* BEGIN *

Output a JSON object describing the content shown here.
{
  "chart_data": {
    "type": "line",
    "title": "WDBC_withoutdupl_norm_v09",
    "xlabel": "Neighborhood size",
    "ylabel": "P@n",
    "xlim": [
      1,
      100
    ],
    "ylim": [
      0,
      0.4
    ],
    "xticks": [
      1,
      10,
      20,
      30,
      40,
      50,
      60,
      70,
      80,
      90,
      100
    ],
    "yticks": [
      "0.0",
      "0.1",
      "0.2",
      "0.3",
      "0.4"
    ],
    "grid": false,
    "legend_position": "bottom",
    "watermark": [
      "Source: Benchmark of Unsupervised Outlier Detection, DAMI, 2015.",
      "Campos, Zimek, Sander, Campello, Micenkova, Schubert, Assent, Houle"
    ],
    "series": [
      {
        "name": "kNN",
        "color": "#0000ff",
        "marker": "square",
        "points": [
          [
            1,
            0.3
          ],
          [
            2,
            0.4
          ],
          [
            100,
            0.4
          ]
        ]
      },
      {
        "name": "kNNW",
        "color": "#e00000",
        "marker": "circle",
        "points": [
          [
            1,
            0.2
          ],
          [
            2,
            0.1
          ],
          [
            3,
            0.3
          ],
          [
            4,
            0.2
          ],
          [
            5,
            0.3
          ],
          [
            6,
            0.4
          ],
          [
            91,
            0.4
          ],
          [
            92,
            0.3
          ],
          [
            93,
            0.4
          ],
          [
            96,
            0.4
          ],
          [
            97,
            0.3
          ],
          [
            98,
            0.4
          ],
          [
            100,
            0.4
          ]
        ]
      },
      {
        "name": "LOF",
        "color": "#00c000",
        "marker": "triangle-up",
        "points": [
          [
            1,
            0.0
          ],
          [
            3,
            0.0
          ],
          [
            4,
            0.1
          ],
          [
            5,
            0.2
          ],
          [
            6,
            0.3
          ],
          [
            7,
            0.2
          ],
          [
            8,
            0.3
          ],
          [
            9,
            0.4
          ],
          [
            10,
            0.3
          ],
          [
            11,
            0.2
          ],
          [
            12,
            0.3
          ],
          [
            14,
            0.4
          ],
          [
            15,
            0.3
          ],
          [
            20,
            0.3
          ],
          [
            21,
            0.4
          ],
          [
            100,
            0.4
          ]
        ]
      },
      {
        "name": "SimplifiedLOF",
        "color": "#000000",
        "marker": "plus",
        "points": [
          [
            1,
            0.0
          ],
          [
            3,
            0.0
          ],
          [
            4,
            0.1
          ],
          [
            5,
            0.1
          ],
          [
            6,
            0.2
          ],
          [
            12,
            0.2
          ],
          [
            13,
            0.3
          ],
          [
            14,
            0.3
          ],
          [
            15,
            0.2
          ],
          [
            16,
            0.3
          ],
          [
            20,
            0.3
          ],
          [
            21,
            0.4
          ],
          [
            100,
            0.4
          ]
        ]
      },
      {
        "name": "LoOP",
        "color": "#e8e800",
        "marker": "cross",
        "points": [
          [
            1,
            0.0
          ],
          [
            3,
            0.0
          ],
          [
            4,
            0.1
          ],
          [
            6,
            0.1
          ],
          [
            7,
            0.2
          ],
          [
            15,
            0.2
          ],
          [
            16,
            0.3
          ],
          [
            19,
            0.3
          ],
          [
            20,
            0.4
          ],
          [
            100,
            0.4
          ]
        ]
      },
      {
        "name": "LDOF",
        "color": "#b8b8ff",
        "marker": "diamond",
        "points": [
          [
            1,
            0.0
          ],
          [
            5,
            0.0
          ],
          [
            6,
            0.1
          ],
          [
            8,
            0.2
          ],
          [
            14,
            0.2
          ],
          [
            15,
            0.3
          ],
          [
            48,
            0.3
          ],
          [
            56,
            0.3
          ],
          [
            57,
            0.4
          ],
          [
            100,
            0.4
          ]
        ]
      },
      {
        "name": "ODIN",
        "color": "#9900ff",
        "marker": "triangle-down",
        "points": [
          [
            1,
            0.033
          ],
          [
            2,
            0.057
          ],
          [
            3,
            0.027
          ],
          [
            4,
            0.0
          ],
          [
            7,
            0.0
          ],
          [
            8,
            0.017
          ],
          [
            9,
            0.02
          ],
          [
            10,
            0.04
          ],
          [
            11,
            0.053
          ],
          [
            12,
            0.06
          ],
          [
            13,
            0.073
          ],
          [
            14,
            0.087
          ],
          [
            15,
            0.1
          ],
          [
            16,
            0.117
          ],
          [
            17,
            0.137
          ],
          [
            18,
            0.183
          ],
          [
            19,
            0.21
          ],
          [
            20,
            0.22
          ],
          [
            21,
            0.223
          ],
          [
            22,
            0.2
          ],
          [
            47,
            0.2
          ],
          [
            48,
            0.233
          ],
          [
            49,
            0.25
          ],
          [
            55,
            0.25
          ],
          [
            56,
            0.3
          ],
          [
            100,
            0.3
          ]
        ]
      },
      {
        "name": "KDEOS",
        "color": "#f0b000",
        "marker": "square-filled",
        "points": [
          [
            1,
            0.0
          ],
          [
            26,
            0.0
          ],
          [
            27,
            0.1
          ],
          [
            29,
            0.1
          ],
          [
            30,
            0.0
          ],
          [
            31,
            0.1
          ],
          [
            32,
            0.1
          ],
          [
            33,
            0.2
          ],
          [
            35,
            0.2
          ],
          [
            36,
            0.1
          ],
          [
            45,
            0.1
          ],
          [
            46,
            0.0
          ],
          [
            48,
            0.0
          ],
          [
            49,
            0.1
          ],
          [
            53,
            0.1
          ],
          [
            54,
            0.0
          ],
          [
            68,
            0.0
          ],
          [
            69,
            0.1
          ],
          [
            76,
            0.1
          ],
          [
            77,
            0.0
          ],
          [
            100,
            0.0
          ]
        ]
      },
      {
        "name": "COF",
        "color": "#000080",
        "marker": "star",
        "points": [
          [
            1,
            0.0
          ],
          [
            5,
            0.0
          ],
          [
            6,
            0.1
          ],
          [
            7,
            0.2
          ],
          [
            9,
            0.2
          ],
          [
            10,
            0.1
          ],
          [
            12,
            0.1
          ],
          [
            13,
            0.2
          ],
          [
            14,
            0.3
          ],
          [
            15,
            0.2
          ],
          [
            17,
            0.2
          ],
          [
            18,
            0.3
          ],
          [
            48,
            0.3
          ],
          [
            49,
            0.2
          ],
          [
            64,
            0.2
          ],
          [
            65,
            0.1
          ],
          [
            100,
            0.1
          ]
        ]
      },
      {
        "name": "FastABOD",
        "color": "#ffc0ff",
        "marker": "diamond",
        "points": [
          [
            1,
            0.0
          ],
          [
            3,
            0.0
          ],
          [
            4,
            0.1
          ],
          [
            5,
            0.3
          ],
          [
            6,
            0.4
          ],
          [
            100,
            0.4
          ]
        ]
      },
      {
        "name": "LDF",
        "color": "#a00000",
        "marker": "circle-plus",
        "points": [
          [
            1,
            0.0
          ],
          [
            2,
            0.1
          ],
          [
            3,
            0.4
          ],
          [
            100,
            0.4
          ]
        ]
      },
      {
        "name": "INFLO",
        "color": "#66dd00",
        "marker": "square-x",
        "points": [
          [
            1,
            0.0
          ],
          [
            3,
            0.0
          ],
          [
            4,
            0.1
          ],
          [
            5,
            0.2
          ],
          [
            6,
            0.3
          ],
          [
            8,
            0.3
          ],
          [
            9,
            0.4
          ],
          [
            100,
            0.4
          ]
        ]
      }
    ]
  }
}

* END *

### PROBLEM
Return the listing above in full, character for character.

### THE RESPONSE
Output a JSON object describing the content shown here.
{
  "chart_data": {
    "type": "line",
    "title": "WDBC_withoutdupl_norm_v09",
    "xlabel": "Neighborhood size",
    "ylabel": "P@n",
    "xlim": [
      1,
      100
    ],
    "ylim": [
      0,
      0.4
    ],
    "xticks": [
      1,
      10,
      20,
      30,
      40,
      50,
      60,
      70,
      80,
      90,
      100
    ],
    "yticks": [
      "0.0",
      "0.1",
      "0.2",
      "0.3",
      "0.4"
    ],
    "grid": false,
    "legend_position": "bottom",
    "watermark": [
      "Source: Benchmark of Unsupervised Outlier Detection, DAMI, 2015.",
      "Campos, Zimek, Sander, Campello, Micenkova, Schubert, Assent, Houle"
    ],
    "series": [
      {
        "name": "kNN",
        "color": "#0000ff",
        "marker": "square",
        "points": [
          [
            1,
            0.3
          ],
          [
            2,
            0.4
          ],
          [
            100,
            0.4
          ]
        ]
      },
      {
        "name": "kNNW",
        "color": "#e00000",
        "marker": "circle",
        "points": [
          [
            1,
            0.2
          ],
          [
            2,
            0.1
          ],
          [
            3,
            0.3
          ],
          [
            4,
            0.2
          ],
          [
            5,
            0.3
          ],
          [
            6,
            0.4
          ],
          [
            91,
            0.4
          ],
          [
            92,
            0.3
          ],
          [
            93,
            0.4
          ],
          [
            96,
            0.4
          ],
          [
            97,
            0.3
          ],
          [
            98,
            0.4
          ],
          [
            100,
            0.4
          ]
        ]
      },
      {
        "name": "LOF",
        "color": "#00c000",
        "marker": "triangle-up",
        "points": [
          [
            1,
            0.0
          ],
          [
            3,
            0.0
          ],
          [
            4,
            0.1
          ],
          [
            5,
            0.2
          ],
          [
            6,
            0.3
          ],
          [
            7,
            0.2
          ],
          [
            8,
            0.3
          ],
          [
            9,
            0.4
          ],
          [
            10,
            0.3
          ],
          [
            11,
            0.2
          ],
          [
            12,
            0.3
          ],
          [
            14,
            0.4
          ],
          [
            15,
            0.3
          ],
          [
            20,
            0.3
          ],
          [
            21,
            0.4
          ],
          [
            100,
            0.4
          ]
        ]
      },
      {
        "name": "SimplifiedLOF",
        "color": "#000000",
        "marker": "plus",
        "points": [
          [
            1,
            0.0
          ],
          [
            3,
            0.0
          ],
          [
            4,
            0.1
          ],
          [
            5,
            0.1
          ],
          [
            6,
            0.2
          ],
          [
            12,
            0.2
          ],
          [
            13,
            0.3
          ],
          [
            14,
            0.3
          ],
          [
            15,
            0.2
          ],
          [
            16,
            0.3
          ],
          [
            20,
            0.3
          ],
          [
            21,
            0.4
          ],
          [
            100,
            0.4
          ]
        ]
      },
      {
        "name": "LoOP",
        "color": "#e8e800",
        "marker": "cross",
        "points": [
          [
            1,
            0.0
          ],
          [
            3,
            0.0
          ],
          [
            4,
            0.1
          ],
          [
            6,
            0.1
          ],
          [
            7,
            0.2
          ],
          [
            15,
            0.2
          ],
          [
            16,
            0.3
          ],
          [
            19,
            0.3
          ],
          [
            20,
            0.4
          ],
          [
            100,
            0.4
          ]
        ]
      },
      {
        "name": "LDOF",
        "color": "#b8b8ff",
        "marker": "diamond",
        "points": [
          [
            1,
            0.0
          ],
          [
            5,
            0.0
          ],
          [
            6,
            0.1
          ],
          [
            8,
            0.2
          ],
          [
            14,
            0.2
          ],
          [
            15,
            0.3
          ],
          [
            48,
            0.3
          ],
          [
            56,
            0.3
          ],
          [
            57,
            0.4
          ],
          [
            100,
            0.4
          ]
        ]
      },
      {
        "name": "ODIN",
        "color": "#9900ff",
        "marker": "triangle-down",
        "points": [
          [
            1,
            0.033
          ],
          [
            2,
            0.057
          ],
          [
            3,
            0.027
          ],
          [
            4,
            0.0
          ],
          [
            7,
            0.0
          ],
          [
            8,
            0.017
          ],
          [
            9,
            0.02
          ],
          [
            10,
            0.04
          ],
          [
            11,
            0.053
          ],
          [
            12,
            0.06
          ],
          [
            13,
            0.073
          ],
          [
            14,
            0.087
          ],
          [
            15,
            0.1
          ],
          [
            16,
            0.117
          ],
          [
            17,
            0.137
          ],
          [
            18,
            0.183
          ],
          [
            19,
            0.21
          ],
          [
            20,
            0.22
          ],
          [
            21,
            0.223
          ],
          [
            22,
            0.2
          ],
          [
            47,
            0.2
          ],
          [
            48,
            0.233
          ],
          [
            49,
            0.25
          ],
          [
            55,
            0.25
          ],
          [
            56,
            0.3
          ],
          [
            100,
            0.3
          ]
        ]
      },
      {
        "name": "KDEOS",
        "color": "#f0b000",
        "marker": "square-filled",
        "points": [
          [
            1,
            0.0
          ],
          [
            26,
            0.0
          ],
          [
            27,
            0.1
          ],
          [
            29,
            0.1
          ],
          [
            30,
            0.0
          ],
          [
            31,
            0.1
          ],
          [
            32,
            0.1
          ],
          [
            33,
            0.2
          ],
          [
            35,
            0.2
          ],
          [
            36,
            0.1
          ],
          [
            45,
            0.1
          ],
          [
            46,
            0.0
          ],
          [
            48,
            0.0
          ],
          [
            49,
            0.1
          ],
          [
            53,
            0.1
          ],
          [
            54,
            0.0
          ],
          [
            68,
            0.0
          ],
          [
            69,
            0.1
          ],
          [
            76,
            0.1
          ],
          [
            77,
            0.0
          ],
          [
            100,
            0.0
          ]
        ]
      },
      {
        "name": "COF",
        "color": "#000080",
        "marker": "star",
        "points": [
          [
            1,
            0.0
          ],
          [
            5,
            0.0
          ],
          [
            6,
            0.1
          ],
          [
            7,
            0.2
          ],
          [
            9,
            0.2
          ],
          [
            10,
            0.1
          ],
          [
            12,
            0.1
          ],
          [
            13,
            0.2
          ],
          [
            14,
            0.3
          ],
          [
            15,
            0.2
          ],
          [
            17,
            0.2
          ],
          [
            18,
            0.3
          ],
          [
            48,
            0.3
          ],
          [
            49,
            0.2
          ],
          [
            64,
            0.2
          ],
          [
            65,
            0.1
          ],
          [
            100,
            0.1
          ]
        ]
      },
      {
        "name": "FastABOD",
        "color": "#ffc0ff",
        "marker": "diamond",
        "points": [
          [
            1,
            0.0
          ],
          [
            3,
            0.0
          ],
          [
            4,
            0.1
          ],
          [
            5,
            0.3
          ],
          [
            6,
            0.4
          ],
          [
            100,
            0.4
          ]
        ]
      },
      {
        "name": "LDF",
        "color": "#a00000",
        "marker": "circle-plus",
        "points": [
          [
            1,
            0.0
          ],
          [
            2,
            0.1
          ],
          [
            3,
            0.4
          ],
          [
            100,
            0.4
          ]
        ]
      },
      {
        "name": "INFLO",
        "color": "#66dd00",
        "marker": "square-x",
        "points": [
          [
            1,
            0.0
          ],
          [
            3,
            0.0
          ],
          [
            4,
            0.1
          ],
          [
            5,
            0.2
          ],
          [
            6,
            0.3
          ],
          [
            8,
            0.3
          ],
          [
            9,
            0.4
          ],
          [
            100,
            0.4
          ]
        ]
      }
    ]
  }
}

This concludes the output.